* Exercise prompt
Transcribe each record exactly. Include every one.

####################

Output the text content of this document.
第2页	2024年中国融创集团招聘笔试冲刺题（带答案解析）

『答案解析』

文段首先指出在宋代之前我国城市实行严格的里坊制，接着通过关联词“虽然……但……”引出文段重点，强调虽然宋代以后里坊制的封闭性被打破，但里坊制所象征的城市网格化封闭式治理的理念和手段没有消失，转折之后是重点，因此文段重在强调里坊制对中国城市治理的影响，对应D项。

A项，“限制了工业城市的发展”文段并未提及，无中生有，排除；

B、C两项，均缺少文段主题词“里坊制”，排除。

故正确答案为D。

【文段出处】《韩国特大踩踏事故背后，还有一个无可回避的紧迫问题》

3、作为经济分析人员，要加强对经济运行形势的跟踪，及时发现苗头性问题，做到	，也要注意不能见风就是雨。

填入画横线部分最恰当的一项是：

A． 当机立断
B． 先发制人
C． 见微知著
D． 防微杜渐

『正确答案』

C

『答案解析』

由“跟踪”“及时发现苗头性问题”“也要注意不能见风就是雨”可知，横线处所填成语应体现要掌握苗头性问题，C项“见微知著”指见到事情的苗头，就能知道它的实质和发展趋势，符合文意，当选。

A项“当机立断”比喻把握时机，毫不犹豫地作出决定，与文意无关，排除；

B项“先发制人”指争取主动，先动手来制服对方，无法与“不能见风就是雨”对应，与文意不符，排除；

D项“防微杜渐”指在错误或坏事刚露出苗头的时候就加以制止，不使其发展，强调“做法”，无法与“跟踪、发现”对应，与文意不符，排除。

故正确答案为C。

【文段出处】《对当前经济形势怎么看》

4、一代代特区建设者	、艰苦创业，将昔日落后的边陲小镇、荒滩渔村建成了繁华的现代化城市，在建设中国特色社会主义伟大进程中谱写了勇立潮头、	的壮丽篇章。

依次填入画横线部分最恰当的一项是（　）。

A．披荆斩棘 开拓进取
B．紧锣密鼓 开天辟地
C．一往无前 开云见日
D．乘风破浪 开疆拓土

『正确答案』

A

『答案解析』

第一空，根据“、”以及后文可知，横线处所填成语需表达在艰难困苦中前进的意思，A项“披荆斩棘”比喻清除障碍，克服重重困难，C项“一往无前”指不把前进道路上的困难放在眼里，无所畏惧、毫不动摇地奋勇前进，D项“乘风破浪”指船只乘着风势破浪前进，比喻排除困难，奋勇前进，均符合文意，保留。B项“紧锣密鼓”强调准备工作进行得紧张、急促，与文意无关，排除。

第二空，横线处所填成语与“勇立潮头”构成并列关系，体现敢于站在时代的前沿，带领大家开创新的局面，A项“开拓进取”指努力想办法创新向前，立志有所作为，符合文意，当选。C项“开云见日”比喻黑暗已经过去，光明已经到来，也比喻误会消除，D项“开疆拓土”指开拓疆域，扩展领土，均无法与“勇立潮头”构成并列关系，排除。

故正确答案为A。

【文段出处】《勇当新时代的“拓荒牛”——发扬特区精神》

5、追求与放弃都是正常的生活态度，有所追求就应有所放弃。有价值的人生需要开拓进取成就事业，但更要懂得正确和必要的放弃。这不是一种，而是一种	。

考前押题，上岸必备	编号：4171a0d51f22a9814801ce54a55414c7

####################

* Full answer
Output the text content of this document.
第2页	2024年中国融创集团招聘笔试冲刺题（带答案解析）

『答案解析』

文段首先指出在宋代之前我国城市实行严格的里坊制，接着通过关联词“虽然……但……”引出文段重点，强调虽然宋代以后里坊制的封闭性被打破，但里坊制所象征的城市网格化封闭式治理的理念和手段没有消失，转折之后是重点，因此文段重在强调里坊制对中国城市治理的影响，对应D项。

A项，“限制了工业城市的发展”文段并未提及，无中生有，排除；

B、C两项，均缺少文段主题词“里坊制”，排除。

故正确答案为D。

【文段出处】《韩国特大踩踏事故背后，还有一个无可回避的紧迫问题》

3、作为经济分析人员，要加强对经济运行形势的跟踪，及时发现苗头性问题，做到	，也要注意不能见风就是雨。

填入画横线部分最恰当的一项是：

A． 当机立断
B． 先发制人
C． 见微知著
D． 防微杜渐

『正确答案』

C

『答案解析』

由“跟踪”“及时发现苗头性问题”“也要注意不能见风就是雨”可知，横线处所填成语应体现要掌握苗头性问题，C项“见微知著”指见到事情的苗头，就能知道它的实质和发展趋势，符合文意，当选。

A项“当机立断”比喻把握时机，毫不犹豫地作出决定，与文意无关，排除；

B项“先发制人”指争取主动，先动手来制服对方，无法与“不能见风就是雨”对应，与文意不符，排除；

D项“防微杜渐”指在错误或坏事刚露出苗头的时候就加以制止，不使其发展，强调“做法”，无法与“跟踪、发现”对应，与文意不符，排除。

故正确答案为C。

【文段出处】《对当前经济形势怎么看》

4、一代代特区建设者	、艰苦创业，将昔日落后的边陲小镇、荒滩渔村建成了繁华的现代化城市，在建设中国特色社会主义伟大进程中谱写了勇立潮头、	的壮丽篇章。

依次填入画横线部分最恰当的一项是（　）。

A．披荆斩棘 开拓进取
B．紧锣密鼓 开天辟地
C．一往无前 开云见日
D．乘风破浪 开疆拓土

『正确答案』

A

『答案解析』

第一空，根据“、”以及后文可知，横线处所填成语需表达在艰难困苦中前进的意思，A项“披荆斩棘”比喻清除障碍，克服重重困难，C项“一往无前”指不把前进道路上的困难放在眼里，无所畏惧、毫不动摇地奋勇前进，D项“乘风破浪”指船只乘着风势破浪前进，比喻排除困难，奋勇前进，均符合文意，保留。B项“紧锣密鼓”强调准备工作进行得紧张、急促，与文意无关，排除。

第二空，横线处所填成语与“勇立潮头”构成并列关系，体现敢于站在时代的前沿，带领大家开创新的局面，A项“开拓进取”指努力想办法创新向前，立志有所作为，符合文意，当选。C项“开云见日”比喻黑暗已经过去，光明已经到来，也比喻误会消除，D项“开疆拓土”指开拓疆域，扩展领土，均无法与“勇立潮头”构成并列关系，排除。

故正确答案为A。

【文段出处】《勇当新时代的“拓荒牛”——发扬特区精神》

5、追求与放弃都是正常的生活态度，有所追求就应有所放弃。有价值的人生需要开拓进取成就事业，但更要懂得正确和必要的放弃。这不是一种，而是一种	。

考前押题，上岸必备	编号：4171a0d51f22a9814801ce54a55414c7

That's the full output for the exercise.